• [SET TASK A]:
Print the forum thread on the marine radio question in full, word for word.

• [DOCUMENT EXCERPT]:

════

# marine radio question



## greg123 (Oct 6, 2004)

Was looking at radios and prices in late summer and found a Uniden Polaris at West Marine for $149. Bought one and plan on installing it over the winter. Other places had them listed for as much as $200 or more. Recently I haven't seen them listed at WM, or any where else. Does anyone have any info or comments on why they seem to have disappeared?

Greg


----------



## FYRE926 (Dec 31, 2000)

Not sure but I think they were being phased out into a combo of 2 models. I to acquired a Polaris specifically, as my big lake fishin pal has had one and swears by it. I got mine installed & used it last fall out on Lake Michigan with great success. I'd recommend this model to anyone :coolgleam


----------



## greg123 (Oct 6, 2004)

Thanks for the response FYRE926, nice to know someone else has one and is happy with it. I'm waiting for warmer weather to install it. 

Thanks again!


----------



## FishTales (Feb 13, 2002)

UNIDEN POLARIS VHF RADIO 
I just did a search and found this radio is still available at a lot of places.
Cabelas has it on sale right now for $140.00
Rich


----------



## greg123 (Oct 6, 2004)

Thanks FishTales.


----------

════

• [SET TASK B]:
Rewrite the entries from their first line down to the line containing "series-label: 70K <box>981 168 1018 184</box>", both included. Replace "series-label" with "curve-label" wherever it occurs and leave everything else in those lines unchanged.

• [RECORD EXTRACTS]:
════

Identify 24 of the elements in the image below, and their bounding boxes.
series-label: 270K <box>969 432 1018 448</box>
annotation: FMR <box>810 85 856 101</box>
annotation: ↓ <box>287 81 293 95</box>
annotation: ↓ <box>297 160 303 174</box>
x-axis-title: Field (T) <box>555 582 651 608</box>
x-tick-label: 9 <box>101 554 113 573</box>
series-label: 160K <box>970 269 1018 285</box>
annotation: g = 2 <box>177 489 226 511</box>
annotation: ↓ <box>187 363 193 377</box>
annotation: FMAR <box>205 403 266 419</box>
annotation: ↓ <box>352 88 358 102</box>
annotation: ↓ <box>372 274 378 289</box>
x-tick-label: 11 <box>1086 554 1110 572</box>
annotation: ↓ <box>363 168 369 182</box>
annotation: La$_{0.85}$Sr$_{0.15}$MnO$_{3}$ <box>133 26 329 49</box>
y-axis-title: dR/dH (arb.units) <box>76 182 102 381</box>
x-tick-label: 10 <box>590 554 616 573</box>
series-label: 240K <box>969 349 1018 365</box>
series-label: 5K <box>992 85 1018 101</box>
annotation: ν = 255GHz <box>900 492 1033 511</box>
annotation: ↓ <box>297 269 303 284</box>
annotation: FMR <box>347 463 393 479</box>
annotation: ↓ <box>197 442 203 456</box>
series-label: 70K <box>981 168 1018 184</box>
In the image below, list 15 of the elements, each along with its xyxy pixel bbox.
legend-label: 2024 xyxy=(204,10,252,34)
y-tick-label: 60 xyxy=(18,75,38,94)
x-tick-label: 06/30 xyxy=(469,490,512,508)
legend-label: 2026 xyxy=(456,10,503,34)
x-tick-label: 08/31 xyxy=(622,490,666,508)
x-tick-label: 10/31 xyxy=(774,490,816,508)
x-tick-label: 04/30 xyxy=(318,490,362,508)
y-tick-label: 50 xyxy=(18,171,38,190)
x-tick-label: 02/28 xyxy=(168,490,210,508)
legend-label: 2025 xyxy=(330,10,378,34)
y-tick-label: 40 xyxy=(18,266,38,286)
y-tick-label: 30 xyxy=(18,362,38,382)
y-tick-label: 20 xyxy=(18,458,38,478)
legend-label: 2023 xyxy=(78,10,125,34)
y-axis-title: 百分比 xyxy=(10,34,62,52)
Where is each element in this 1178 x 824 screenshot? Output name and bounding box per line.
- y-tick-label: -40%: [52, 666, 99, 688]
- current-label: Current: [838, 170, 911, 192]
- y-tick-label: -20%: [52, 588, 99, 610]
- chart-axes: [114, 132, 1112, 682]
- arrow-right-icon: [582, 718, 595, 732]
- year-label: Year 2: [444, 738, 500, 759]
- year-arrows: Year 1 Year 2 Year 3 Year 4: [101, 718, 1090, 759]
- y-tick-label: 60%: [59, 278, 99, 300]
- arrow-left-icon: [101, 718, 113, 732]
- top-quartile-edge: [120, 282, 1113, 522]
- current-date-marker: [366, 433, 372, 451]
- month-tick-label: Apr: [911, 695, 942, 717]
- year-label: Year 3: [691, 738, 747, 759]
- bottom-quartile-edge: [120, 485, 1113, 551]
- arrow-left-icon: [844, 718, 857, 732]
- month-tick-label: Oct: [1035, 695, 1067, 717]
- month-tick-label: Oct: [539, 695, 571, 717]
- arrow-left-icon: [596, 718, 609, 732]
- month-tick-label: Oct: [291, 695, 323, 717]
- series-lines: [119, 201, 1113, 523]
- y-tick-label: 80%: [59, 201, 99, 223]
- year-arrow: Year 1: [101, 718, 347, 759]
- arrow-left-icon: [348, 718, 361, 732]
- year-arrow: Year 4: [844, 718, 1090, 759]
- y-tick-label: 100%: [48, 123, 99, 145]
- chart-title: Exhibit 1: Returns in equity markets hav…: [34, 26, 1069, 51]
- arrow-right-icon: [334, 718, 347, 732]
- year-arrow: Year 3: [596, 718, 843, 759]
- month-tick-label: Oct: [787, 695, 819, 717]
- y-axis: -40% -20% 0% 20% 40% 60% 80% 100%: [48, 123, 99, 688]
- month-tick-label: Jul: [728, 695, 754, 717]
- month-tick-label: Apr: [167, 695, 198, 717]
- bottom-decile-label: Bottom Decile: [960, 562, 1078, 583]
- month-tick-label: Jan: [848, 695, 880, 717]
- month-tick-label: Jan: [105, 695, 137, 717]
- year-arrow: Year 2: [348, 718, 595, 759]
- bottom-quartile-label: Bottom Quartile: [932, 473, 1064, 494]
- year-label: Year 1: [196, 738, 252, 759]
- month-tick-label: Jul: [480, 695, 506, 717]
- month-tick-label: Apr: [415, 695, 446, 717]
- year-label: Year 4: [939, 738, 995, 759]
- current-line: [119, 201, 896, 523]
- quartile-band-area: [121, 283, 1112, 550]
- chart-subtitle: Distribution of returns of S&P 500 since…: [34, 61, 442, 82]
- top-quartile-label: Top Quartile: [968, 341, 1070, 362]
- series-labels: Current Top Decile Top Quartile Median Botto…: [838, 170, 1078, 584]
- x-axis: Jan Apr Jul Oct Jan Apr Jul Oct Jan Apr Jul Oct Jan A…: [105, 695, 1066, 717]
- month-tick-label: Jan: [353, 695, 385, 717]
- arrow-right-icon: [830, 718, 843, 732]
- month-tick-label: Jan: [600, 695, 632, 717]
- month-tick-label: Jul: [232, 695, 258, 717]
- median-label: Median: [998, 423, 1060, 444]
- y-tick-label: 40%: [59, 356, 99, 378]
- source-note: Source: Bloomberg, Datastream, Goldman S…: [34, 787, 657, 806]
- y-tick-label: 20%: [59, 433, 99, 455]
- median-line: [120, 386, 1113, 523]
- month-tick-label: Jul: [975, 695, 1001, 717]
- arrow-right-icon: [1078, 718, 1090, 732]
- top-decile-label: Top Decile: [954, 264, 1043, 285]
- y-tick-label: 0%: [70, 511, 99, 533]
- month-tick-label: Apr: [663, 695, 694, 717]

════

• [WRITTEN SOLUTION A]:
# marine radio question



## greg123 (Oct 6, 2004)

Was looking at radios and prices in late summer and found a Uniden Polaris at West Marine for $149. Bought one and plan on installing it over the winter. Other places had them listed for as much as $200 or more. Recently I haven't seen them listed at WM, or any where else. Does anyone have any info or comments on why they seem to have disappeared?

Greg


----------



## FYRE926 (Dec 31, 2000)

Not sure but I think they were being phased out into a combo of 2 models. I to acquired a Polaris specifically, as my big lake fishin pal has had one and swears by it. I got mine installed & used it last fall out on Lake Michigan with great success. I'd recommend this model to anyone :coolgleam


----------



## greg123 (Oct 6, 2004)

Thanks for the response FYRE926, nice to know someone else has one and is happy with it. I'm waiting for warmer weather to install it. 

Thanks again!


----------



## FishTales (Feb 13, 2002)

UNIDEN POLARIS VHF RADIO 
I just did a search and found this radio is still available at a lot of places.
Cabelas has it on sale right now for $140.00
Rich


----------



## greg123 (Oct 6, 2004)

Thanks FishTales.


----------

• [WRITTEN SOLUTION B]:
Identify 24 of the elements in the image below, and their bounding boxes.
curve-label: 270K <box>969 432 1018 448</box>
annotation: FMR <box>810 85 856 101</box>
annotation: ↓ <box>287 81 293 95</box>
annotation: ↓ <box>297 160 303 174</box>
x-axis-title: Field (T) <box>555 582 651 608</box>
x-tick-label: 9 <box>101 554 113 573</box>
curve-label: 160K <box>970 269 1018 285</box>
annotation: g = 2 <box>177 489 226 511</box>
annotation: ↓ <box>187 363 193 377</box>
annotation: FMAR <box>205 403 266 419</box>
annotation: ↓ <box>352 88 358 102</box>
annotation: ↓ <box>372 274 378 289</box>
x-tick-label: 11 <box>1086 554 1110 572</box>
annotation: ↓ <box>363 168 369 182</box>
annotation: La$_{0.85}$Sr$_{0.15}$MnO$_{3}$ <box>133 26 329 49</box>
y-axis-title: dR/dH (arb.units) <box>76 182 102 381</box>
x-tick-label: 10 <box>590 554 616 573</box>
curve-label: 240K <box>969 349 1018 365</box>
curve-label: 5K <box>992 85 1018 101</box>
annotation: ν = 255GHz <box>900 492 1033 511</box>
annotation: ↓ <box>297 269 303 284</box>
annotation: FMR <box>347 463 393 479</box>
annotation: ↓ <box>197 442 203 456</box>
curve-label: 70K <box>981 168 1018 184</box>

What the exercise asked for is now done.